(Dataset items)
———

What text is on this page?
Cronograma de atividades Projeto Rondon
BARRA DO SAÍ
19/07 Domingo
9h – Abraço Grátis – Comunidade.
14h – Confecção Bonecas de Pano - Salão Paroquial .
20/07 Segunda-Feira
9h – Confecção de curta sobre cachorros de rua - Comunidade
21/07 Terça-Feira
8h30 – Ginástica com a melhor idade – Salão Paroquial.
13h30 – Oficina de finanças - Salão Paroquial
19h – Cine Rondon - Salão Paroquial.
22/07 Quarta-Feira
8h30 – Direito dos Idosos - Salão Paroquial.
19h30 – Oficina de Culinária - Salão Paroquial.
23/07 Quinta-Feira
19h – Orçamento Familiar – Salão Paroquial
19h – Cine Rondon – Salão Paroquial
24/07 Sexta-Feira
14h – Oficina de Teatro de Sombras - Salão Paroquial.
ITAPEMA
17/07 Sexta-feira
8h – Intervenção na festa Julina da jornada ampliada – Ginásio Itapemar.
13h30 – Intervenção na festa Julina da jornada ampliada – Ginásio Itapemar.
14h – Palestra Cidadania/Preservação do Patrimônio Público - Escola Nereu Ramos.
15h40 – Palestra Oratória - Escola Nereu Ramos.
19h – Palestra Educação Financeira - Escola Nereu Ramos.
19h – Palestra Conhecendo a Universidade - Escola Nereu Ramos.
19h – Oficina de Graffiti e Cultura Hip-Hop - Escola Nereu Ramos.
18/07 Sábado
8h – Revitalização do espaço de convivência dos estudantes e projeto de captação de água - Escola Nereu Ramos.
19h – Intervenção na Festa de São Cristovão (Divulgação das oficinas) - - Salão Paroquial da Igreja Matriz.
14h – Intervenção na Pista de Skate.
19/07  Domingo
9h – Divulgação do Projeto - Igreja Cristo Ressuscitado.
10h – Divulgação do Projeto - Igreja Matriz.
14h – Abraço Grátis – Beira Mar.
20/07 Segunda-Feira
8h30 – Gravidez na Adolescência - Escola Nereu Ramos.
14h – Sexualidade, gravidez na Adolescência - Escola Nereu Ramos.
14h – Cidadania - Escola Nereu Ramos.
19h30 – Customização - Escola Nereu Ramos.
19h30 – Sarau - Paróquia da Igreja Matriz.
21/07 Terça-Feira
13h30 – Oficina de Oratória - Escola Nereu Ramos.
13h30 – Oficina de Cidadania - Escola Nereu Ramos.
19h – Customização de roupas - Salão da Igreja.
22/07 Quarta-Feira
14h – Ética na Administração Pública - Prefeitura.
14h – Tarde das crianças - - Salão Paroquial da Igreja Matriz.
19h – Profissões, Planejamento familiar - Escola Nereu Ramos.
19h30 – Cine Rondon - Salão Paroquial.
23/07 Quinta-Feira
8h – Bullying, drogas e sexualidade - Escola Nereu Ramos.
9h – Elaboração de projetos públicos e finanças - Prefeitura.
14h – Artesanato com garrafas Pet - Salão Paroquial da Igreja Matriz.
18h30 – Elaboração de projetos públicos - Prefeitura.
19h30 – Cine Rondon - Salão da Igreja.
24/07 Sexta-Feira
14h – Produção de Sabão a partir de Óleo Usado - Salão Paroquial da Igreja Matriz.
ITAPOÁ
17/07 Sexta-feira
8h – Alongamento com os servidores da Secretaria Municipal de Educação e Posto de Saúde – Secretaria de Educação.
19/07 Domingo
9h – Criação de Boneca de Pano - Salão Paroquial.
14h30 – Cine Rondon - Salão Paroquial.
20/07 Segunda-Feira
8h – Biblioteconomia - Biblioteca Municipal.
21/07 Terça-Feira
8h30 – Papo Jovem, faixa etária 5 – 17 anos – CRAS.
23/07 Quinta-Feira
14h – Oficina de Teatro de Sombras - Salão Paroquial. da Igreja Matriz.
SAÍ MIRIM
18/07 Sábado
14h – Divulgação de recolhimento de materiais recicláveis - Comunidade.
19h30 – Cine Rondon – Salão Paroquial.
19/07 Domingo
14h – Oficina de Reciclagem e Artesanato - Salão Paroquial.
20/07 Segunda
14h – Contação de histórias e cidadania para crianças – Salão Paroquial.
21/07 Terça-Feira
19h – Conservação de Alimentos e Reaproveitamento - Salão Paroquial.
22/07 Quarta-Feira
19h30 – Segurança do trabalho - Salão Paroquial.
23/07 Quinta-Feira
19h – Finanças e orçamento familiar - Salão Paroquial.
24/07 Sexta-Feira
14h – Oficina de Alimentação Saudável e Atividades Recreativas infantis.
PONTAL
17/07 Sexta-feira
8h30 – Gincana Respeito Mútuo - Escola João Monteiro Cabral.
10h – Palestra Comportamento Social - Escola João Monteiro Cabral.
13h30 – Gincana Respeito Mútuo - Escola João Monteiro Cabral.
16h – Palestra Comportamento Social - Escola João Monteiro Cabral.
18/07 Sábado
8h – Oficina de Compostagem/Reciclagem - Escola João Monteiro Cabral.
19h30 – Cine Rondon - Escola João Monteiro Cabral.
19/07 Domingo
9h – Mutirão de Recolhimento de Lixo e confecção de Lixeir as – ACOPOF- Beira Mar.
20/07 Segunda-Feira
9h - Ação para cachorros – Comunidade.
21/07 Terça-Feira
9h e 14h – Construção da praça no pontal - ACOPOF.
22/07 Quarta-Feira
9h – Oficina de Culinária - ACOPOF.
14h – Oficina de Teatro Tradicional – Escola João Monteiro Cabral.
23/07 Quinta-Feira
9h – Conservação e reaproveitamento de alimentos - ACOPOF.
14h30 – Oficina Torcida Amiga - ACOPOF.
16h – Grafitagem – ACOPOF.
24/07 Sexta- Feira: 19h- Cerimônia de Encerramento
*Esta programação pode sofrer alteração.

———

**REQUIREMENTS:**
Tally the lines in this data that hold the word "Julina" and state only the count.

**RESULT:**
2